Collected data entries:
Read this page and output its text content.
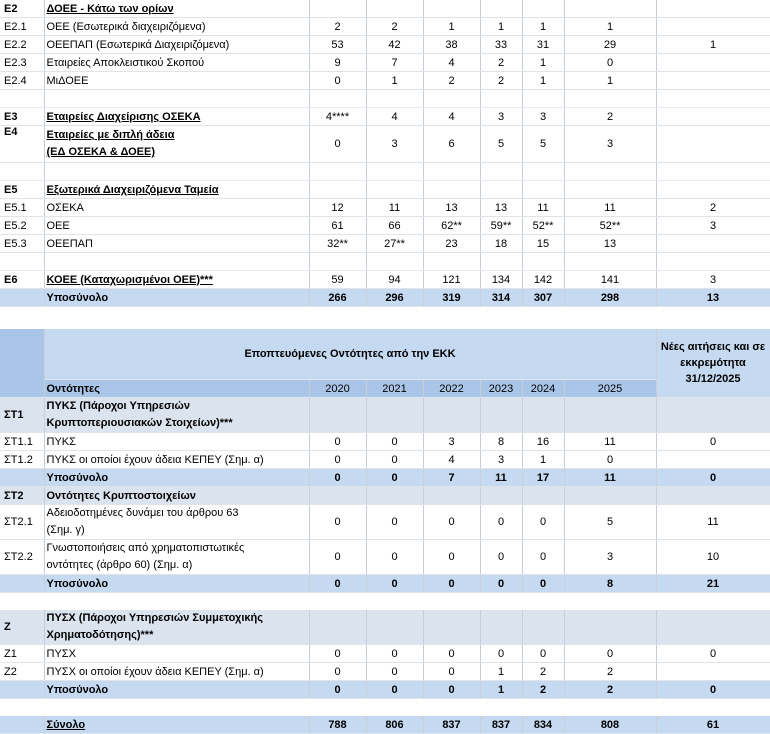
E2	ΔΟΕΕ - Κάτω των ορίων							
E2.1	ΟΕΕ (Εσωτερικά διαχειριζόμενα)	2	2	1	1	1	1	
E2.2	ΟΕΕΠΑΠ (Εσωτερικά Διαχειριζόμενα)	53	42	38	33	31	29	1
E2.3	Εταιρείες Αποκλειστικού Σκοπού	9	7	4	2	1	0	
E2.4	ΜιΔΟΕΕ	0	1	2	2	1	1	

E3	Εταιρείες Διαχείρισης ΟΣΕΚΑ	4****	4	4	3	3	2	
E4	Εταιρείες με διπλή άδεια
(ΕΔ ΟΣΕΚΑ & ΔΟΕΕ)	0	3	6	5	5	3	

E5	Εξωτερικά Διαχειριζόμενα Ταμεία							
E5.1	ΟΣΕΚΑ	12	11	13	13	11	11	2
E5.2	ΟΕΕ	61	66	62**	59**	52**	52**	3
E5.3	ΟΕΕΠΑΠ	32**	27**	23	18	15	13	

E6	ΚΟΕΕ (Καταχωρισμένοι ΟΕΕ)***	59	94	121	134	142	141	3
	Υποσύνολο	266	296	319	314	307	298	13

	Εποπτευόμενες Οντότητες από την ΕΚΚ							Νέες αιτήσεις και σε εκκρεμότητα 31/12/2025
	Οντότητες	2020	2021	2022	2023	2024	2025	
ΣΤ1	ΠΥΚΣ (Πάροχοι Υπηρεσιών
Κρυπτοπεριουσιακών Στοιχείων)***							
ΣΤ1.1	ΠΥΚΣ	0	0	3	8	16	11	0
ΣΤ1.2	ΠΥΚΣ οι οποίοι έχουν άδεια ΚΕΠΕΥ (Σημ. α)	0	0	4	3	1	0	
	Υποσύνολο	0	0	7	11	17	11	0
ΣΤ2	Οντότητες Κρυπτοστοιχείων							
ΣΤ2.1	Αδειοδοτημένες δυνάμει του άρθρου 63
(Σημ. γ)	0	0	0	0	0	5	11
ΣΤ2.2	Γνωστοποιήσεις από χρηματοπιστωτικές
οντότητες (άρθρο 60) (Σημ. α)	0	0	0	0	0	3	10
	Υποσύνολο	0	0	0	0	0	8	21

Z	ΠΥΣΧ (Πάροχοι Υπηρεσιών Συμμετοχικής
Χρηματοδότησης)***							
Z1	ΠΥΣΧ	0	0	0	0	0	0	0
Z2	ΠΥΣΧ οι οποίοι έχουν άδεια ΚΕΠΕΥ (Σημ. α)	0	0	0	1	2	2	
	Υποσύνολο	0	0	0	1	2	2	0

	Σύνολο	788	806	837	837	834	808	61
--
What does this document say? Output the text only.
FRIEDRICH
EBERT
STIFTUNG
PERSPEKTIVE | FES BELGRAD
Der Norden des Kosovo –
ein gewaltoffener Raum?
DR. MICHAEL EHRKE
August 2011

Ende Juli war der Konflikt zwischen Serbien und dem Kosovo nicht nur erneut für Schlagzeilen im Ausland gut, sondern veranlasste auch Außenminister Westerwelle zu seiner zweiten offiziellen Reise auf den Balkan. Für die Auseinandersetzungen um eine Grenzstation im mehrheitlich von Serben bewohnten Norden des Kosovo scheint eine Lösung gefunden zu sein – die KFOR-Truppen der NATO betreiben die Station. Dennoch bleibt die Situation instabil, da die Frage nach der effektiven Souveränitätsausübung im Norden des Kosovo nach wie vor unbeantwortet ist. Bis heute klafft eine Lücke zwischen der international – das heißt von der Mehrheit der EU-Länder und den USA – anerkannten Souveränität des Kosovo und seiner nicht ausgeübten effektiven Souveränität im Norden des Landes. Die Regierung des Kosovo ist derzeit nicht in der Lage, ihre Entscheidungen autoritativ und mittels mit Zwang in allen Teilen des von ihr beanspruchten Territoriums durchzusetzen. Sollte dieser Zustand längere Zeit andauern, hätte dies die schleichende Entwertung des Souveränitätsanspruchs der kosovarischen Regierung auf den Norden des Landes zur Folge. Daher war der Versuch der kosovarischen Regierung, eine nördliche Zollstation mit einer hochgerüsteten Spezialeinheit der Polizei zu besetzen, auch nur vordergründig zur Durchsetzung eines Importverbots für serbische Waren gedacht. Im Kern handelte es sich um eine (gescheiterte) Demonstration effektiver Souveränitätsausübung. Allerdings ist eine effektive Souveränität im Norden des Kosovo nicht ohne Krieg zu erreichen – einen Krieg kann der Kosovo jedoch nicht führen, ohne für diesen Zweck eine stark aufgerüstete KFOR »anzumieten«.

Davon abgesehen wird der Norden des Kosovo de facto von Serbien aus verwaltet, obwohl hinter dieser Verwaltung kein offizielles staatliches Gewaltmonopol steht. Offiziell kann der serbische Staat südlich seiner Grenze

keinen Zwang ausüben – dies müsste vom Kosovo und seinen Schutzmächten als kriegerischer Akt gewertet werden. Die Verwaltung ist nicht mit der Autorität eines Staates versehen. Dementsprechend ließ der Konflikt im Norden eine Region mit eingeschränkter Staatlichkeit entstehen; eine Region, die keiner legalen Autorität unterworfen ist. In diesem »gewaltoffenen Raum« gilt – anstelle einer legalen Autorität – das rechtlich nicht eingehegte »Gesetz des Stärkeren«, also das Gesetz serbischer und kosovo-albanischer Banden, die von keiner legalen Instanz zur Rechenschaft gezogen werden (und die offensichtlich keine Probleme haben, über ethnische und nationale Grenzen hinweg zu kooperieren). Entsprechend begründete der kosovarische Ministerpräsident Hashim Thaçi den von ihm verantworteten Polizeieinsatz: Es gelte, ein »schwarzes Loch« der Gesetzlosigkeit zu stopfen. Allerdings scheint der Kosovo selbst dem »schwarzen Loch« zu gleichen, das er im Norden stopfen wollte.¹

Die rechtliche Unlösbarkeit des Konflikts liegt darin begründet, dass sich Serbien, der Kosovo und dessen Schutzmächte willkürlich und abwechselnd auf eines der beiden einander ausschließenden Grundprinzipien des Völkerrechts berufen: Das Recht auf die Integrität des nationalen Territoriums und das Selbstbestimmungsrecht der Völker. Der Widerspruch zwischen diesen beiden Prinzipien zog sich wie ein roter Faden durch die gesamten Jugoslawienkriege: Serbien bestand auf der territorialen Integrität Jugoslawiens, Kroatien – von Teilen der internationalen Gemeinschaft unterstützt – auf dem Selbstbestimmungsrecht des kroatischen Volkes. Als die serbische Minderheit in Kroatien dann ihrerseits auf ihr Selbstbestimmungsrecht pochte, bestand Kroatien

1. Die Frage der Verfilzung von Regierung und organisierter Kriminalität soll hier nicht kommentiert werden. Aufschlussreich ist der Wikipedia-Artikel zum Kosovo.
==
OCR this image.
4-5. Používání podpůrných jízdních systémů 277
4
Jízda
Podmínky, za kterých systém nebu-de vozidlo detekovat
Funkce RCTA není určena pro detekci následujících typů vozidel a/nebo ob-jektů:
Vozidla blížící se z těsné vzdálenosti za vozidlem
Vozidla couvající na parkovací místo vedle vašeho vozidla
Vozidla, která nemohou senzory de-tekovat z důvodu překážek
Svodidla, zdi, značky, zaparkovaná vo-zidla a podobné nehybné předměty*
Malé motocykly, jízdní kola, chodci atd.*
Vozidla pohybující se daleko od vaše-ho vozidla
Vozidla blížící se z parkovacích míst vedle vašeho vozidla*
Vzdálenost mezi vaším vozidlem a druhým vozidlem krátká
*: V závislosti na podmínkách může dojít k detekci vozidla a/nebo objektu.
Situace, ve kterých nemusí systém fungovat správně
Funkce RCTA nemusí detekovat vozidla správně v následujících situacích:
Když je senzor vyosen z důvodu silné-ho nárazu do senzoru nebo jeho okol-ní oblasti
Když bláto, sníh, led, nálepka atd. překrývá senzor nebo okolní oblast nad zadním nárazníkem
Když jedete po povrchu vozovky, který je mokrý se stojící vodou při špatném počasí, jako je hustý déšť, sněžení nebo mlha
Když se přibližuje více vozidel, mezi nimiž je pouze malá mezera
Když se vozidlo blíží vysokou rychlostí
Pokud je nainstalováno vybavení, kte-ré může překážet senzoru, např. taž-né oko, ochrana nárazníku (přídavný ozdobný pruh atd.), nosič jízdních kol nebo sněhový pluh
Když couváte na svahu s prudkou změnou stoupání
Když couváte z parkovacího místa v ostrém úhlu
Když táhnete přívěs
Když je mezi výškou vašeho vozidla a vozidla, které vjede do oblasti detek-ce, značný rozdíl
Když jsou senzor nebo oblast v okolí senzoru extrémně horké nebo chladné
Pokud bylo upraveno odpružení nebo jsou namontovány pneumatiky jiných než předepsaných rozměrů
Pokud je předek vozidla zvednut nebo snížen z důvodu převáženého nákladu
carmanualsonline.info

_Task brief_
Give the count of lines holding the word "couváte" and nothing more.

_Answer in full_
2